(Structured figure records)
╭──

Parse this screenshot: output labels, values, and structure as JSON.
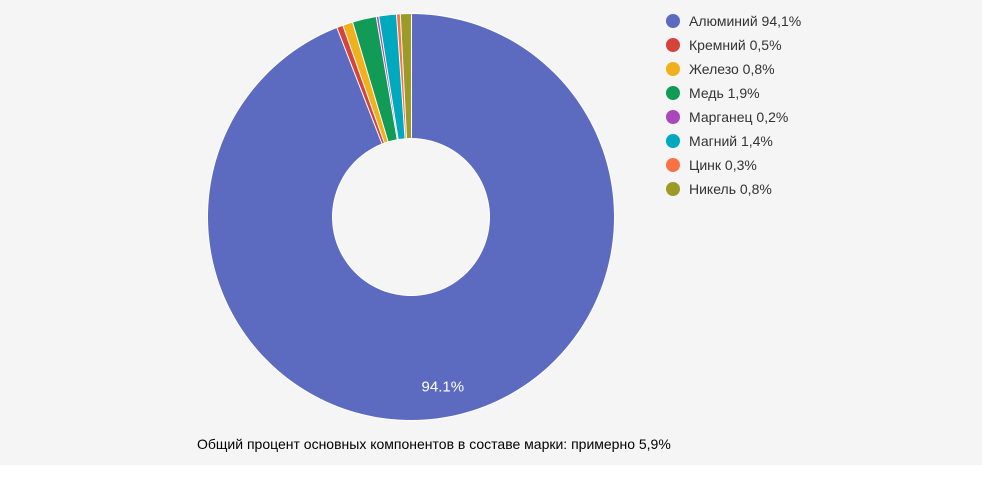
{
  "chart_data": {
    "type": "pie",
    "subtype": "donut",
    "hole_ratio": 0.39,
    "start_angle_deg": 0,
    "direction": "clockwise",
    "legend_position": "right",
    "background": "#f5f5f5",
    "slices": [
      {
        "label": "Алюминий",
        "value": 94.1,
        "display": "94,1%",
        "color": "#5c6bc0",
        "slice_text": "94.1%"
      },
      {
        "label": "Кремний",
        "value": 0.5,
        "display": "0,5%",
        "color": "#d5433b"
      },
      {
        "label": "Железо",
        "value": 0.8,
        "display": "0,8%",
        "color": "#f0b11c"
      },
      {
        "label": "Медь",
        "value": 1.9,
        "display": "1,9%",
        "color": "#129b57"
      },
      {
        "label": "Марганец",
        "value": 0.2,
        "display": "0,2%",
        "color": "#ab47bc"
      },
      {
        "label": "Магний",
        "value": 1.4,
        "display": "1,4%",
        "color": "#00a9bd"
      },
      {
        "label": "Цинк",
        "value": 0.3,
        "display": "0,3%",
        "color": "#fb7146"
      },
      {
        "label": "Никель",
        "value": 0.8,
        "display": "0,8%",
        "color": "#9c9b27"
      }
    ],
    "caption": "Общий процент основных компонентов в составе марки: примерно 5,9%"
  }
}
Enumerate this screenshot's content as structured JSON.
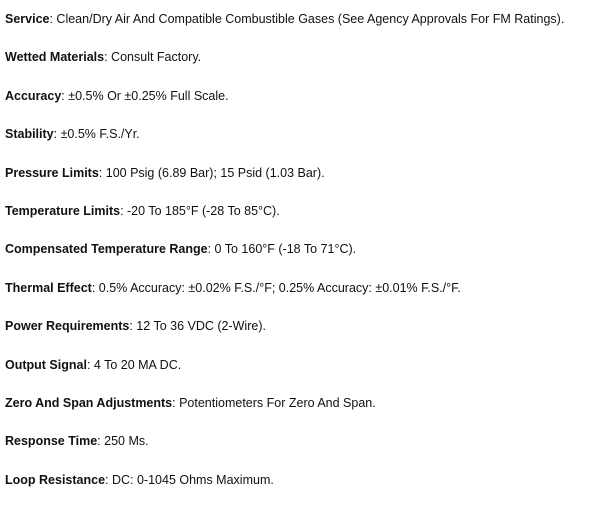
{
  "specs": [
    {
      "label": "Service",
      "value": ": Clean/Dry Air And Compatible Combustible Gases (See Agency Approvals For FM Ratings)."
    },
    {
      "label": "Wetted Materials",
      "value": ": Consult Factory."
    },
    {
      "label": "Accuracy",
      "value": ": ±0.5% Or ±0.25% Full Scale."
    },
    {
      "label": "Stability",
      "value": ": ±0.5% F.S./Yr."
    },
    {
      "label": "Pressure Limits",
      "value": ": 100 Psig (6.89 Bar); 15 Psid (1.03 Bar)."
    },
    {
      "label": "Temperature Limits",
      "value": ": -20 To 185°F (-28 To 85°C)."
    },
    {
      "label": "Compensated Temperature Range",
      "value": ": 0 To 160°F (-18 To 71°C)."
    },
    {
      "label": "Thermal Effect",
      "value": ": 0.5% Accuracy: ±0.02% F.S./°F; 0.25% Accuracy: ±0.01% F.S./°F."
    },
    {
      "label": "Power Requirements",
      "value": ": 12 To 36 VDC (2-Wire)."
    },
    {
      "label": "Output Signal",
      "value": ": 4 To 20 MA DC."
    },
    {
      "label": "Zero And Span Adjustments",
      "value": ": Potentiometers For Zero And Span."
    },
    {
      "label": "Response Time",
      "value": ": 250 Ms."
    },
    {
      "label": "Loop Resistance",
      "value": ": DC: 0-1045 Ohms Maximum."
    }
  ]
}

╰──

SHORT TASK –
Pick out each line above that includes "Span" and show it.

ANSWER TO THIS EXERCISE –
      "label": "Zero And Span Adjustments",
      "value": ": Potentiometers For Zero And Span."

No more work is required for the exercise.